Reproduce the material word for word; the images stay out.

## Begin DATA SUPPLIED

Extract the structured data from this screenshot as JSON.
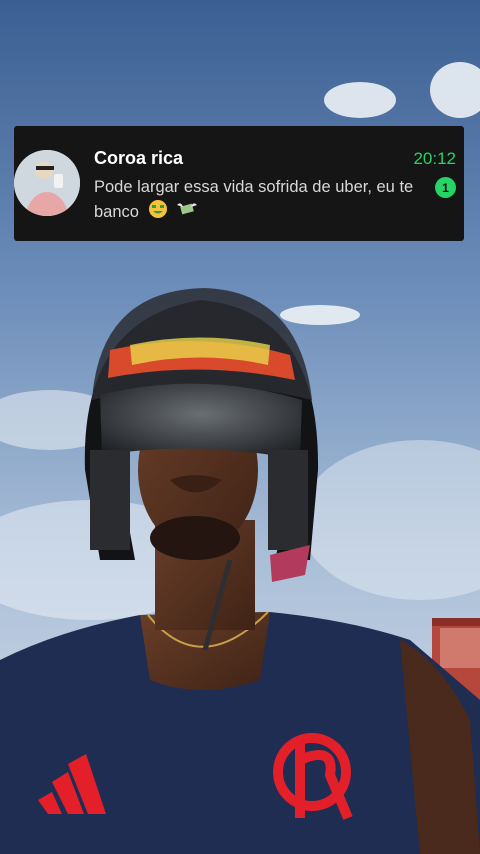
{
  "notification": {
    "sender": "Coroa rica",
    "time": "20:12",
    "message": "Pode largar essa vida sofrida de uber, eu te banco",
    "unread_count": "1",
    "emojis": [
      "money-mouth-face-icon",
      "flying-money-icon"
    ],
    "accent_color": "#25d366",
    "background_color": "#151515"
  },
  "scene": {
    "description_icons": [
      "helmet",
      "adidas-logo",
      "flamengo-crest"
    ],
    "jersey_color": "#1d2b4d",
    "crest_color": "#e3202a",
    "sky_color": "#4c6f9f"
  }
}
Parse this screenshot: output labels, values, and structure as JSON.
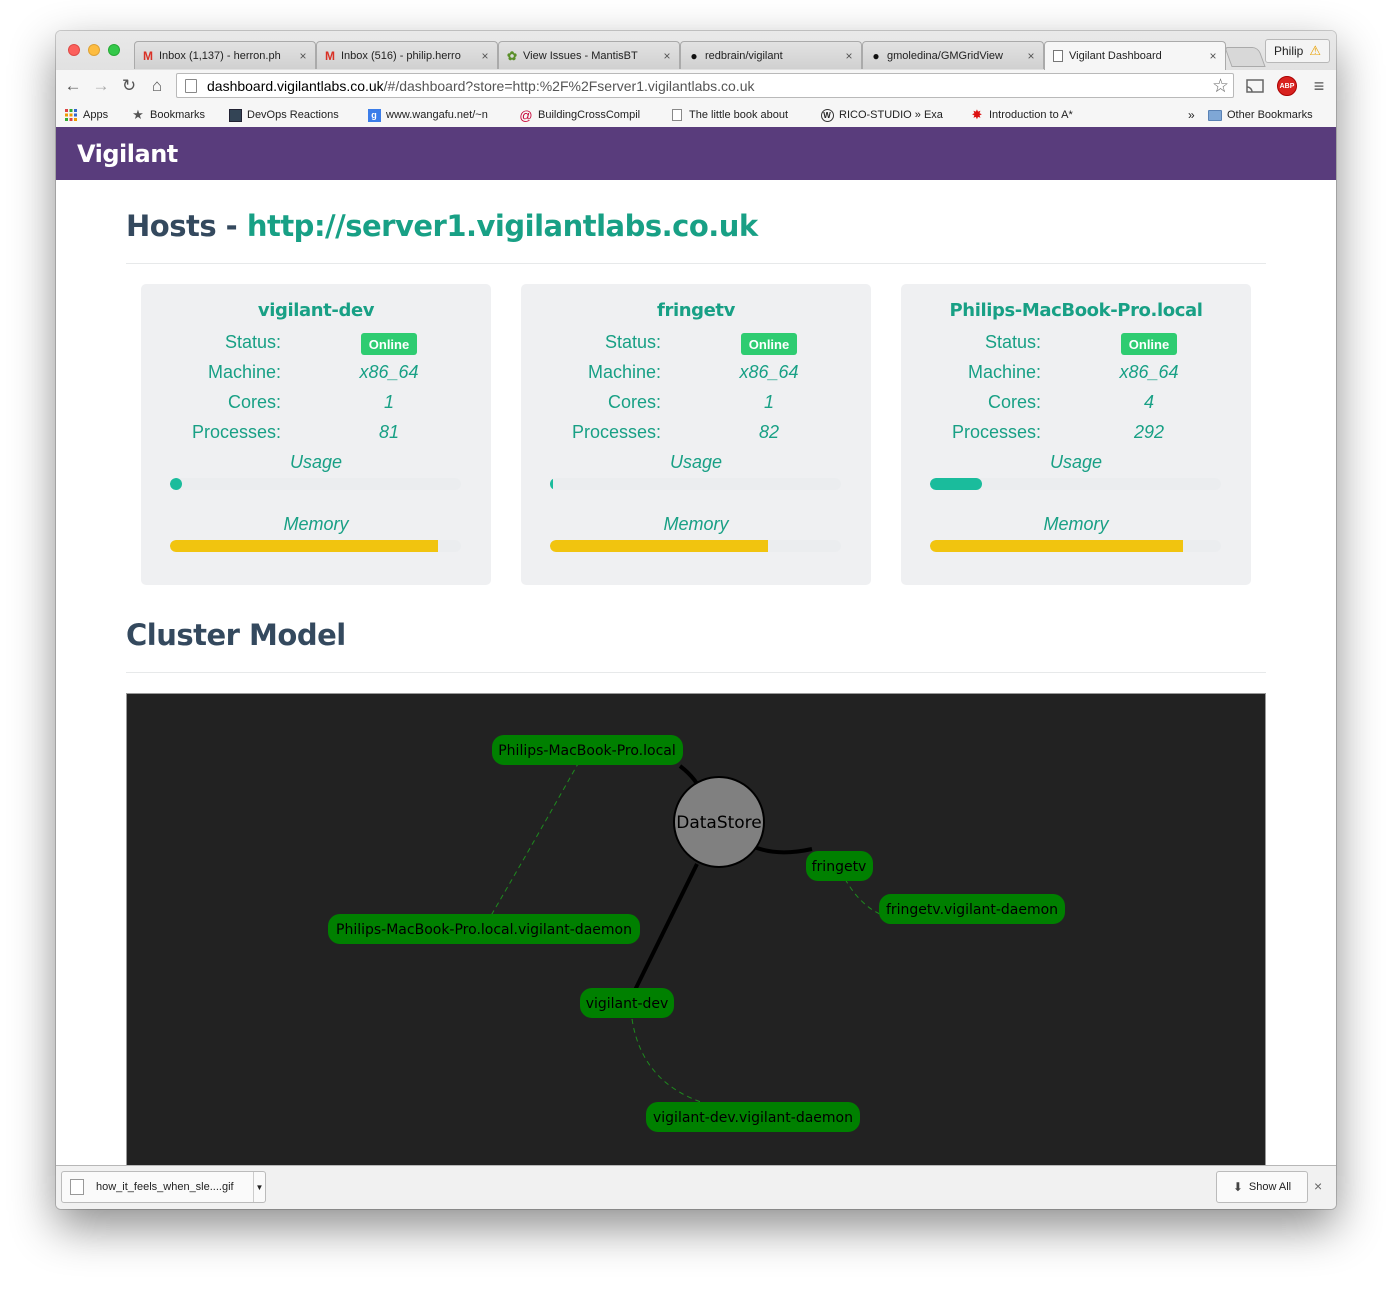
{
  "browser": {
    "tabs": [
      {
        "title": "Inbox (1,137) - herron.ph",
        "icon": "gmail-icon"
      },
      {
        "title": "Inbox (516) - philip.herro",
        "icon": "gmail-icon"
      },
      {
        "title": "View Issues - MantisBT",
        "icon": "mantis-icon"
      },
      {
        "title": "redbrain/vigilant",
        "icon": "github-icon"
      },
      {
        "title": "gmoledina/GMGridView",
        "icon": "github-icon"
      },
      {
        "title": "Vigilant Dashboard",
        "icon": "page-icon"
      }
    ],
    "close_glyph": "×",
    "profile_name": "Philip",
    "url_host": "dashboard.vigilantlabs.co.uk",
    "url_rest": "/#/dashboard?store=http:%2F%2Fserver1.vigilantlabs.co.uk",
    "bookmarks": [
      {
        "label": "Apps",
        "icon": "apps-grid-icon"
      },
      {
        "label": "Bookmarks",
        "icon": "star-icon"
      },
      {
        "label": "DevOps Reactions",
        "icon": "site-icon"
      },
      {
        "label": "www.wangafu.net/~n",
        "icon": "google-icon"
      },
      {
        "label": "BuildingCrossCompil",
        "icon": "debian-icon"
      },
      {
        "label": "The little book about",
        "icon": "page-icon"
      },
      {
        "label": "RICO-STUDIO » Exa",
        "icon": "wordpress-icon"
      },
      {
        "label": "Introduction to A*",
        "icon": "site-icon"
      }
    ],
    "bookmarks_overflow": "»",
    "other_bookmarks": "Other Bookmarks"
  },
  "app": {
    "brand": "Vigilant",
    "hosts_heading": "Hosts - ",
    "hosts_store": "http://server1.vigilantlabs.co.uk",
    "cluster_heading": "Cluster Model",
    "labels": {
      "status": "Status:",
      "machine": "Machine:",
      "cores": "Cores:",
      "processes": "Processes:",
      "usage": "Usage",
      "memory": "Memory"
    },
    "hosts": [
      {
        "name": "vigilant-dev",
        "status": "Online",
        "machine": "x86_64",
        "cores": "1",
        "processes": "81",
        "usage_pct": 4,
        "memory_pct": 92
      },
      {
        "name": "fringetv",
        "status": "Online",
        "machine": "x86_64",
        "cores": "1",
        "processes": "82",
        "usage_pct": 1,
        "memory_pct": 75
      },
      {
        "name": "Philips-MacBook-Pro.local",
        "status": "Online",
        "machine": "x86_64",
        "cores": "4",
        "processes": "292",
        "usage_pct": 18,
        "memory_pct": 87
      }
    ]
  },
  "cluster": {
    "datastore": "DataStore",
    "nodes": [
      "Philips-MacBook-Pro.local",
      "fringetv",
      "fringetv.vigilant-daemon",
      "Philips-MacBook-Pro.local.vigilant-daemon",
      "vigilant-dev",
      "vigilant-dev.vigilant-daemon"
    ],
    "colors": {
      "node": "#008000",
      "datastore": "#808080",
      "background": "#222222"
    }
  },
  "downloads": {
    "file": "how_it_feels_when_sle....gif",
    "show_all": "Show All",
    "close": "×"
  },
  "colors": {
    "accent": "#18a085",
    "navbar": "#593c7c",
    "online": "#2ecc71",
    "usage": "#1abc9c",
    "memory": "#f1c40f"
  }
}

## End DATA SUPPLIED

● EXPECTED ANSWER:
Extract the structured data from this screenshot as JSON.
{
  "notification": {
    "sender": "Coroa rica",
    "time": "20:12",
    "message": "Pode largar essa vida sofrida de uber, eu te banco",
    "unread_count": "1",
    "emojis": [
      "money-mouth-face-icon",
      "flying-money-icon"
    ],
    "accent_color": "#25d366",
    "background_color": "#151515"
  },
  "scene": {
    "description_icons": [
      "helmet",
      "adidas-logo",
      "flamengo-crest"
    ],
    "jersey_color": "#1d2b4d",
    "crest_color": "#e3202a",
    "sky_color": "#4c6f9f"
  }
}
Parse this screenshot: output labels, values, and structure as JSON.
{
  "browser": {
    "tabs": [
      {
        "title": "Inbox (1,137) - herron.ph",
        "icon": "gmail-icon"
      },
      {
        "title": "Inbox (516) - philip.herro",
        "icon": "gmail-icon"
      },
      {
        "title": "View Issues - MantisBT",
        "icon": "mantis-icon"
      },
      {
        "title": "redbrain/vigilant",
        "icon": "github-icon"
      },
      {
        "title": "gmoledina/GMGridView",
        "icon": "github-icon"
      },
      {
        "title": "Vigilant Dashboard",
        "icon": "page-icon"
      }
    ],
    "close_glyph": "×",
    "profile_name": "Philip",
    "url_host": "dashboard.vigilantlabs.co.uk",
    "url_rest": "/#/dashboard?store=http:%2F%2Fserver1.vigilantlabs.co.uk",
    "bookmarks": [
      {
        "label": "Apps",
        "icon": "apps-grid-icon"
      },
      {
        "label": "Bookmarks",
        "icon": "star-icon"
      },
      {
        "label": "DevOps Reactions",
        "icon": "site-icon"
      },
      {
        "label": "www.wangafu.net/~n",
        "icon": "google-icon"
      },
      {
        "label": "BuildingCrossCompil",
        "icon": "debian-icon"
      },
      {
        "label": "The little book about",
        "icon": "page-icon"
      },
      {
        "label": "RICO-STUDIO » Exa",
        "icon": "wordpress-icon"
      },
      {
        "label": "Introduction to A*",
        "icon": "site-icon"
      }
    ],
    "bookmarks_overflow": "»",
    "other_bookmarks": "Other Bookmarks"
  },
  "app": {
    "brand": "Vigilant",
    "hosts_heading": "Hosts - ",
    "hosts_store": "http://server1.vigilantlabs.co.uk",
    "cluster_heading": "Cluster Model",
    "labels": {
      "status": "Status:",
      "machine": "Machine:",
      "cores": "Cores:",
      "processes": "Processes:",
      "usage": "Usage",
      "memory": "Memory"
    },
    "hosts": [
      {
        "name": "vigilant-dev",
        "status": "Online",
        "machine": "x86_64",
        "cores": "1",
        "processes": "81",
        "usage_pct": 4,
        "memory_pct": 92
      },
      {
        "name": "fringetv",
        "status": "Online",
        "machine": "x86_64",
        "cores": "1",
        "processes": "82",
        "usage_pct": 1,
        "memory_pct": 75
      },
      {
        "name": "Philips-MacBook-Pro.local",
        "status": "Online",
        "machine": "x86_64",
        "cores": "4",
        "processes": "292",
        "usage_pct": 18,
        "memory_pct": 87
      }
    ]
  },
  "cluster": {
    "datastore": "DataStore",
    "nodes": [
      "Philips-MacBook-Pro.local",
      "fringetv",
      "fringetv.vigilant-daemon",
      "Philips-MacBook-Pro.local.vigilant-daemon",
      "vigilant-dev",
      "vigilant-dev.vigilant-daemon"
    ],
    "colors": {
      "node": "#008000",
      "datastore": "#808080",
      "background": "#222222"
    }
  },
  "downloads": {
    "file": "how_it_feels_when_sle....gif",
    "show_all": "Show All",
    "close": "×"
  },
  "colors": {
    "accent": "#18a085",
    "navbar": "#593c7c",
    "online": "#2ecc71",
    "usage": "#1abc9c",
    "memory": "#f1c40f"
  }
}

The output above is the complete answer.